### Supplied text
You are almost there, but that will remove the entire string. If you want to remove anything between Galery and jssdK));, you will have to do something like so:
String newStr = newsValues[1].replaceAll("(Galery)(.*?)(jssdK\\)\\);)","$1$3");
This will put the strings into groups and will then use these groups to replace the entire string. Note that in regex syntax, the ) is a special character so it needs to be escaped.
String str = "GaleryABCDEFGjssdK));";
String newStr = str.replaceAll("(Galery)(.*?)(jssdK\\)\\);)","$1$3");
System.out.println(newStr);
This yields: GaleryjssdK));
I know that the solution presented by #amit is simpler, however, I thought it would be a good idea to show you a useful way in which you can use the replaceAll method.
Simplest solution will be to replace the string with just the "edges", effectively "removing" 1 everything between them.

### Record excerpts
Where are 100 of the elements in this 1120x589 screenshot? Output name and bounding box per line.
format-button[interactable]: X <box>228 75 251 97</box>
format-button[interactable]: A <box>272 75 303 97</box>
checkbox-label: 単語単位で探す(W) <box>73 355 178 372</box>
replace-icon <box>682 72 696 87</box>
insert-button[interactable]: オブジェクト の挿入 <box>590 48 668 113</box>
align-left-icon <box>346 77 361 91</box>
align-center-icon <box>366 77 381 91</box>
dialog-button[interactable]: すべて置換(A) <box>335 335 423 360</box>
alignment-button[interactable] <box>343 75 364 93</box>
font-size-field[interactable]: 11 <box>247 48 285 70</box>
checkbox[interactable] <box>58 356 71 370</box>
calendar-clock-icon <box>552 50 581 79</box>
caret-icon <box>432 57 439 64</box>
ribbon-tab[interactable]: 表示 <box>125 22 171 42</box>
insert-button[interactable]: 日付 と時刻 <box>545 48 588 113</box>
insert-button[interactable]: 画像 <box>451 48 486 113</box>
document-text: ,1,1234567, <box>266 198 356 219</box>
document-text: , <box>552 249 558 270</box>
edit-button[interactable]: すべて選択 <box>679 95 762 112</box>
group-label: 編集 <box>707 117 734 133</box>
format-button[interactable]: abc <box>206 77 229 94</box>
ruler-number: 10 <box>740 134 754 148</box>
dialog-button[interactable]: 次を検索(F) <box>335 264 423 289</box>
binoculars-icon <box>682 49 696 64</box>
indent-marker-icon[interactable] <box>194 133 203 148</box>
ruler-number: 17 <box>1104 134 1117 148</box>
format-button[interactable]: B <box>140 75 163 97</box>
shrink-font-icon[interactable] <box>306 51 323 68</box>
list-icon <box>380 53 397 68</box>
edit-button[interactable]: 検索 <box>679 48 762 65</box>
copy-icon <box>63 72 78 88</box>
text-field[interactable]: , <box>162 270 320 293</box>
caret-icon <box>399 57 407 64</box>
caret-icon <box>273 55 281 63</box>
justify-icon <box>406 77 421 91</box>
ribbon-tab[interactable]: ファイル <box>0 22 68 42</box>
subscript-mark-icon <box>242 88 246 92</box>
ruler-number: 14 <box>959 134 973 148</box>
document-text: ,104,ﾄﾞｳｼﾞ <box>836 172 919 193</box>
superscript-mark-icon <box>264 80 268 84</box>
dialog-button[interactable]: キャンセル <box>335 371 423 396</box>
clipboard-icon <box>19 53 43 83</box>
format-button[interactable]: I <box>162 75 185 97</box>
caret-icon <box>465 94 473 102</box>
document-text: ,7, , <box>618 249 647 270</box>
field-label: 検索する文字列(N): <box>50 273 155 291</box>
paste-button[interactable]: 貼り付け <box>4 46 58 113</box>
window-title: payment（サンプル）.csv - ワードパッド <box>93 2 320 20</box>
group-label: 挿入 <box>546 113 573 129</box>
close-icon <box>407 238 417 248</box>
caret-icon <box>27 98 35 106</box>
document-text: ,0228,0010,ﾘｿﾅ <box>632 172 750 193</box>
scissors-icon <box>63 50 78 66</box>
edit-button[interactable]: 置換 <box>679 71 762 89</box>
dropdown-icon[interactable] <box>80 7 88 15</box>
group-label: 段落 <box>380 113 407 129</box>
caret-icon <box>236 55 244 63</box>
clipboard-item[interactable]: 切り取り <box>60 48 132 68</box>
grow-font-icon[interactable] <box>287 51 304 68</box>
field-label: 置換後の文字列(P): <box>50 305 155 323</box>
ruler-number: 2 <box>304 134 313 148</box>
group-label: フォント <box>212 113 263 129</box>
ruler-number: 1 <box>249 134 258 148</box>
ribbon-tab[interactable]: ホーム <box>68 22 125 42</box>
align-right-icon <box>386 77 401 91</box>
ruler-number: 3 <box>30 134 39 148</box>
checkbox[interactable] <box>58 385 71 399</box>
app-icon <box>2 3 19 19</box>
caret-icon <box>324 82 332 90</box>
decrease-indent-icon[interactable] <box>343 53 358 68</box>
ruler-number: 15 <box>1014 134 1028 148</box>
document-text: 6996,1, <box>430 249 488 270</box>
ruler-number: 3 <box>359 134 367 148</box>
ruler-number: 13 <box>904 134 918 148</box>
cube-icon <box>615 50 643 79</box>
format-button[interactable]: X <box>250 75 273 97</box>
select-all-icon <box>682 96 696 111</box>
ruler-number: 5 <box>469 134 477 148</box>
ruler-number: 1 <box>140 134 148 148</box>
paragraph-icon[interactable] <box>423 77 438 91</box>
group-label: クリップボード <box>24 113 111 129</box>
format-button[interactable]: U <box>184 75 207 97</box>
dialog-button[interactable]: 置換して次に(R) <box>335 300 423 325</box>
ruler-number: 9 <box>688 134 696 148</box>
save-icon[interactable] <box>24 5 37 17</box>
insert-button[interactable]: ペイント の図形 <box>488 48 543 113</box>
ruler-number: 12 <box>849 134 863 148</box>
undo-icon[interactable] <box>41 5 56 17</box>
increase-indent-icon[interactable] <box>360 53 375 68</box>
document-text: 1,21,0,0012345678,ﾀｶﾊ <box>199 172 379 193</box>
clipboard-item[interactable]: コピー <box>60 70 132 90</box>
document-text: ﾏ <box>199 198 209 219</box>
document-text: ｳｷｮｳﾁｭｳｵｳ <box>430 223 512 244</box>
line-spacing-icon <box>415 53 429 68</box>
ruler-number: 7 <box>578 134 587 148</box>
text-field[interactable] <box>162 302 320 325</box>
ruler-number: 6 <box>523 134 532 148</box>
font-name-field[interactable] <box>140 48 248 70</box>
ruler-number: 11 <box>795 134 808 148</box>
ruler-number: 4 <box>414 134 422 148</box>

### Task instructions
According to the supplied text, why does the ) character need to be escaped in the regex?

### Answer to this problem
In regex syntax, the ) is a special character.